> **Your task**:
Find the lines with the string "median" and return them.

> **Dataset content**:
———

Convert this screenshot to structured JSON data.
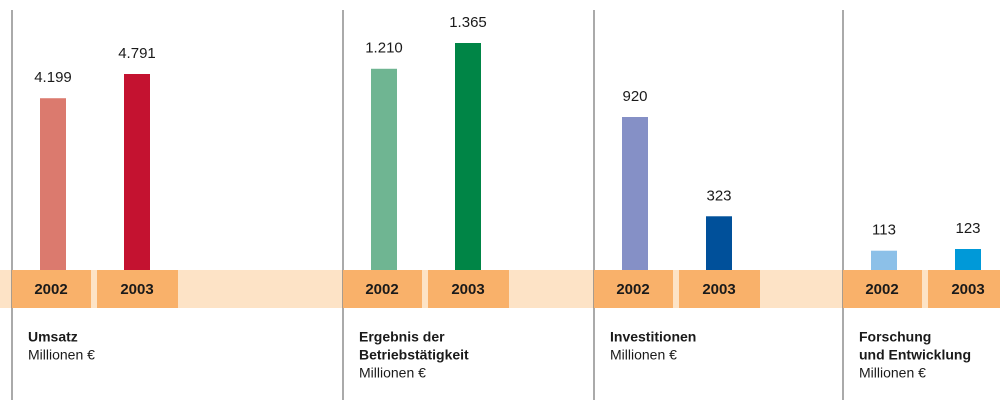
{
  "chart_data": [
    {
      "type": "bar",
      "title": [
        "Umsatz"
      ],
      "subtitle": "Millionen €",
      "categories": [
        "2002",
        "2003"
      ],
      "values": [
        4199,
        4791
      ],
      "value_labels": [
        "4.199",
        "4.791"
      ],
      "colors": [
        "#db7a6e",
        "#c41230"
      ]
    },
    {
      "type": "bar",
      "title": [
        "Ergebnis der",
        "Betriebstätigkeit"
      ],
      "subtitle": "Millionen €",
      "categories": [
        "2002",
        "2003"
      ],
      "values": [
        1210,
        1365
      ],
      "value_labels": [
        "1.210",
        "1.365"
      ],
      "colors": [
        "#6fb592",
        "#008546"
      ]
    },
    {
      "type": "bar",
      "title": [
        "Investitionen"
      ],
      "subtitle": "Millionen €",
      "categories": [
        "2002",
        "2003"
      ],
      "values": [
        920,
        323
      ],
      "value_labels": [
        "920",
        "323"
      ],
      "colors": [
        "#8590c6",
        "#00509a"
      ]
    },
    {
      "type": "bar",
      "title": [
        "Forschung",
        "und Entwicklung"
      ],
      "subtitle": "Millionen €",
      "categories": [
        "2002",
        "2003"
      ],
      "values": [
        113,
        123
      ],
      "value_labels": [
        "113",
        "123"
      ],
      "colors": [
        "#8cc0e8",
        "#0099d8"
      ]
    }
  ]
}
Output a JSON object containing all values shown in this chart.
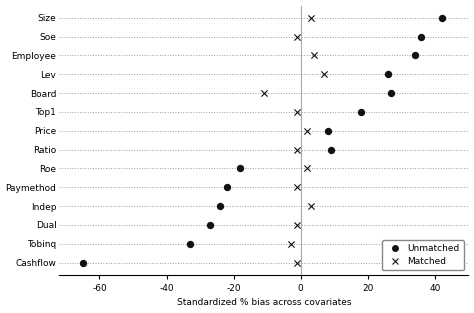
{
  "covariates": [
    "Size",
    "Soe",
    "Employee",
    "Lev",
    "Board",
    "Top1",
    "Price",
    "Ratio",
    "Roe",
    "Paymethod",
    "Indep",
    "Dual",
    "Tobinq",
    "Cashflow"
  ],
  "unmatched": [
    42,
    36,
    34,
    26,
    27,
    18,
    8,
    9,
    -18,
    -22,
    -24,
    -27,
    -33,
    -65
  ],
  "matched": [
    3,
    -1,
    4,
    7,
    -11,
    -1,
    2,
    -1,
    2,
    -1,
    3,
    -1,
    -3,
    -1
  ],
  "xlabel": "Standardized % bias across covariates",
  "legend_unmatched": "Unmatched",
  "legend_matched": "Matched",
  "xlim": [
    -72,
    50
  ],
  "xticks": [
    -60,
    -40,
    -20,
    0,
    20,
    40
  ],
  "dot_color": "#111111",
  "dot_size": 28,
  "cross_size": 20,
  "dotted_color": "#999999",
  "background_color": "#ffffff"
}
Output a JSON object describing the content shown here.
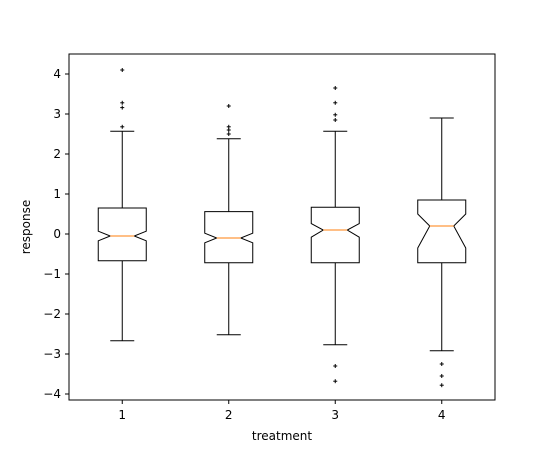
{
  "chart_data": {
    "type": "boxplot",
    "title": "",
    "xlabel": "treatment",
    "ylabel": "response",
    "categories": [
      "1",
      "2",
      "3",
      "4"
    ],
    "ylim": [
      -4.15,
      4.5
    ],
    "yticks": [
      {
        "value": -4,
        "label": "−4"
      },
      {
        "value": -3,
        "label": "−3"
      },
      {
        "value": -2,
        "label": "−2"
      },
      {
        "value": -1,
        "label": "−1"
      },
      {
        "value": 0,
        "label": "0"
      },
      {
        "value": 1,
        "label": "1"
      },
      {
        "value": 2,
        "label": "2"
      },
      {
        "value": 3,
        "label": "3"
      },
      {
        "value": 4,
        "label": "4"
      }
    ],
    "notched": true,
    "grid": false,
    "boxes": [
      {
        "category": "1",
        "whisker_low": -2.67,
        "q1": -0.67,
        "median": -0.05,
        "q3": 0.65,
        "whisker_high": 2.57,
        "notch_low": -0.17,
        "notch_high": 0.07,
        "fliers": [
          4.1,
          3.28,
          3.16,
          2.68
        ]
      },
      {
        "category": "2",
        "whisker_low": -2.52,
        "q1": -0.72,
        "median": -0.1,
        "q3": 0.56,
        "whisker_high": 2.38,
        "notch_low": -0.22,
        "notch_high": 0.02,
        "fliers": [
          3.2,
          2.68,
          2.6,
          2.5
        ]
      },
      {
        "category": "3",
        "whisker_low": -2.77,
        "q1": -0.72,
        "median": 0.1,
        "q3": 0.67,
        "whisker_high": 2.57,
        "notch_low": -0.08,
        "notch_high": 0.26,
        "fliers": [
          3.65,
          3.28,
          2.98,
          2.85,
          -3.3,
          -3.68
        ]
      },
      {
        "category": "4",
        "whisker_low": -2.92,
        "q1": -0.72,
        "median": 0.2,
        "q3": 0.85,
        "whisker_high": 2.9,
        "notch_low": -0.35,
        "notch_high": 0.5,
        "fliers": [
          -3.25,
          -3.55,
          -3.78
        ]
      }
    ],
    "colors": {
      "box": "#000000",
      "median": "#ff7f0e",
      "flier": "#000000",
      "axes": "#000000"
    }
  }
}
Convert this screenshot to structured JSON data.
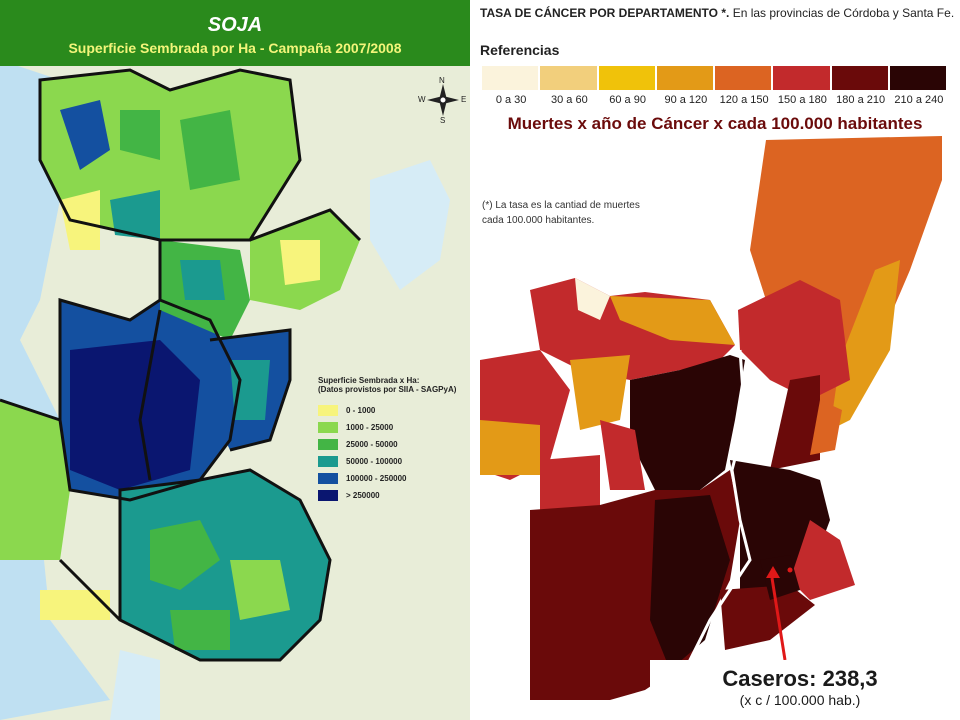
{
  "left_map": {
    "title": "SOJA",
    "subtitle": "Superficie Sembrada por Ha - Campaña 2007/2008",
    "compass": {
      "n": "N",
      "s": "S",
      "e": "E",
      "w": "W"
    },
    "legend": {
      "title_line1": "Superficie Sembrada x Ha:",
      "title_line2": "(Datos provistos por SIIA - SAGPyA)",
      "items": [
        {
          "label": "0 - 1000",
          "color": "#f7f47c"
        },
        {
          "label": "1000 - 25000",
          "color": "#8bd84e"
        },
        {
          "label": "25000 - 50000",
          "color": "#43b545"
        },
        {
          "label": "50000 - 100000",
          "color": "#1b9a8f"
        },
        {
          "label": "100000 - 250000",
          "color": "#1450a0"
        },
        {
          "label": "> 250000",
          "color": "#0a1670"
        }
      ]
    },
    "colors": {
      "background": "#e8edd8",
      "water": "#bfe0f2",
      "border": "#111111"
    }
  },
  "right_map": {
    "title_bold": "TASA DE CÁNCER POR DEPARTAMENTO *.",
    "title_rest": " En las provincias de Córdoba y Santa Fe.",
    "references_label": "Referencias",
    "scale": [
      {
        "label": "0 a 30",
        "color": "#fbf3dc"
      },
      {
        "label": "30 a 60",
        "color": "#f2cf7c"
      },
      {
        "label": "60 a 90",
        "color": "#f0c20a"
      },
      {
        "label": "90 a 120",
        "color": "#e39a17"
      },
      {
        "label": "120 a 150",
        "color": "#dc6422"
      },
      {
        "label": "150 a 180",
        "color": "#c22a2c"
      },
      {
        "label": "180 a 210",
        "color": "#6a0a0a"
      },
      {
        "label": "210 a 240",
        "color": "#2a0505"
      }
    ],
    "headline": "Muertes x año de Cáncer x cada 100.000 habitantes",
    "footnote_line1": "(*) La tasa es la cantiad de muertes",
    "footnote_line2": "cada 100.000 habitantes.",
    "callout_value": "Caseros: 238,3",
    "callout_unit": "(x c / 100.000 hab.)",
    "colors": {
      "arrow": "#e01818"
    }
  }
}
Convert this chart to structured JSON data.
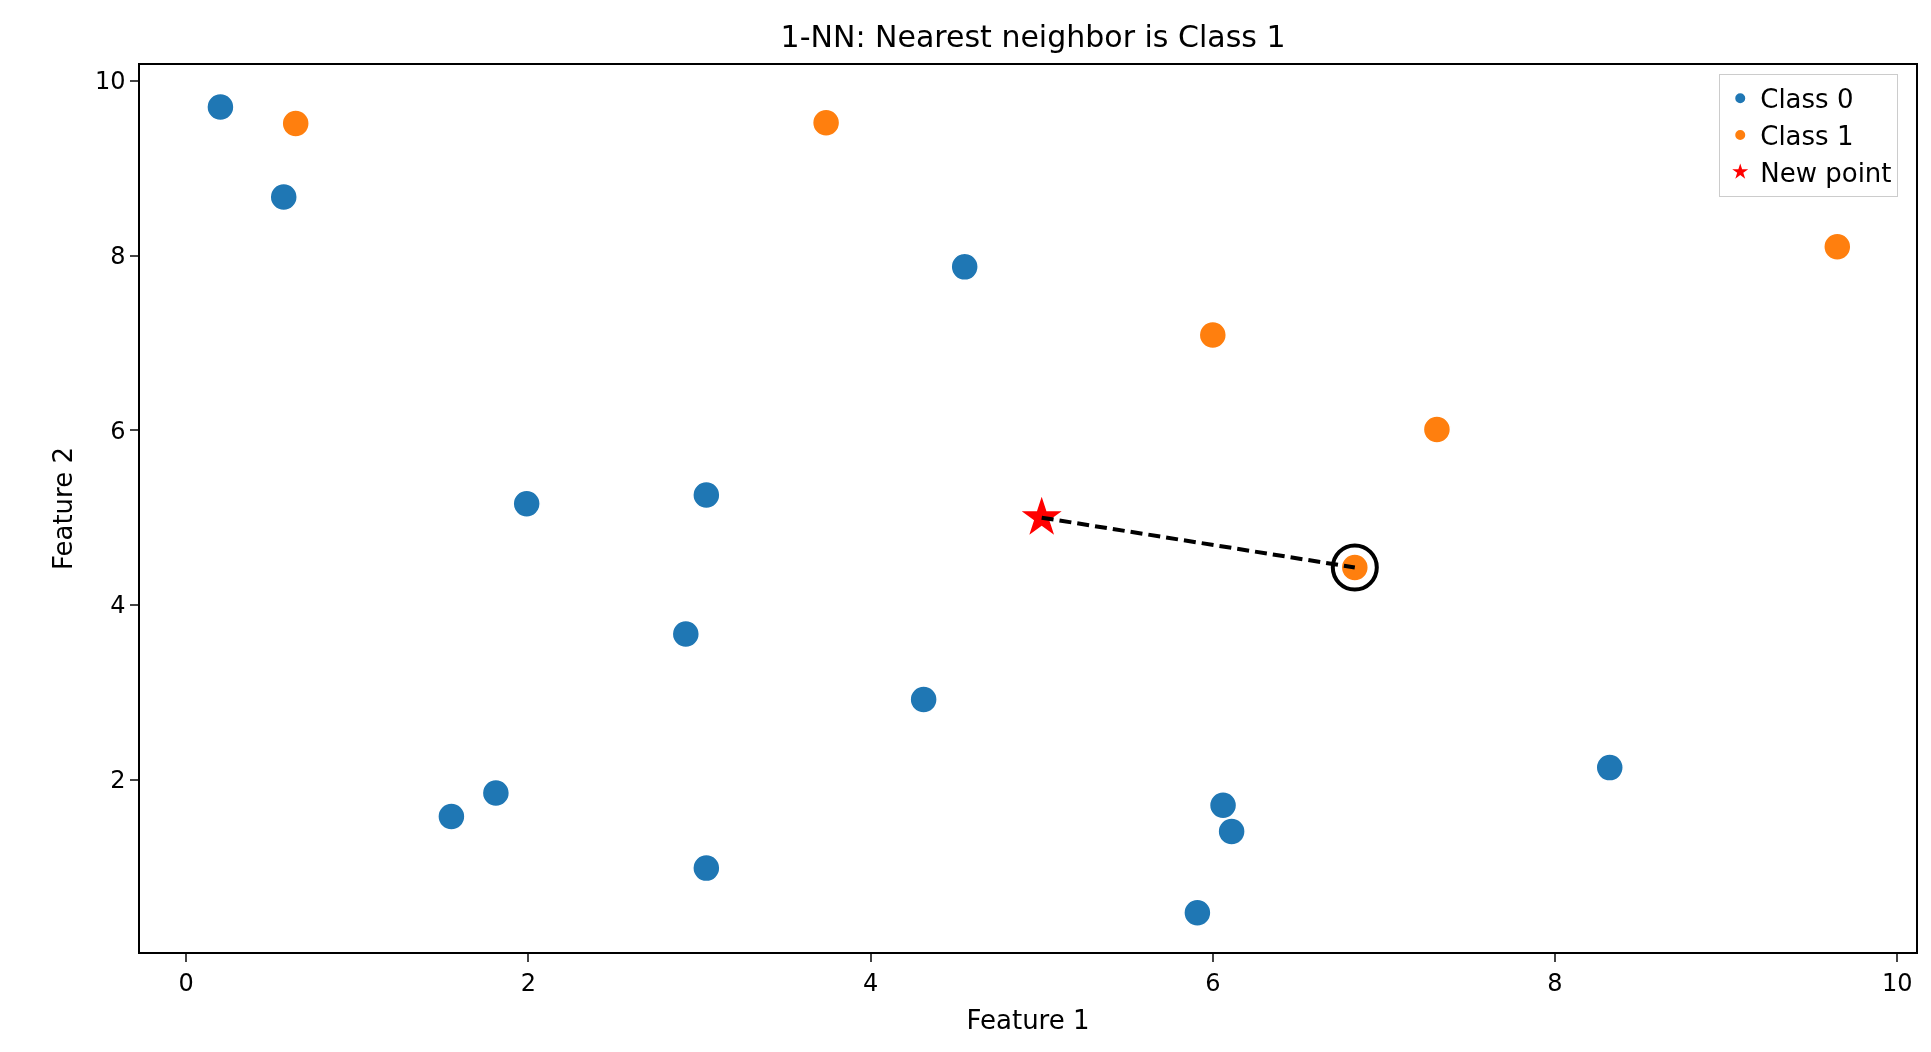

———

> **Exercise solution**:
        "median": -0.05,
        "median": -0.1,
        "median": 0.1,
        "median": 0.2,
      "median": "#ff7f0e",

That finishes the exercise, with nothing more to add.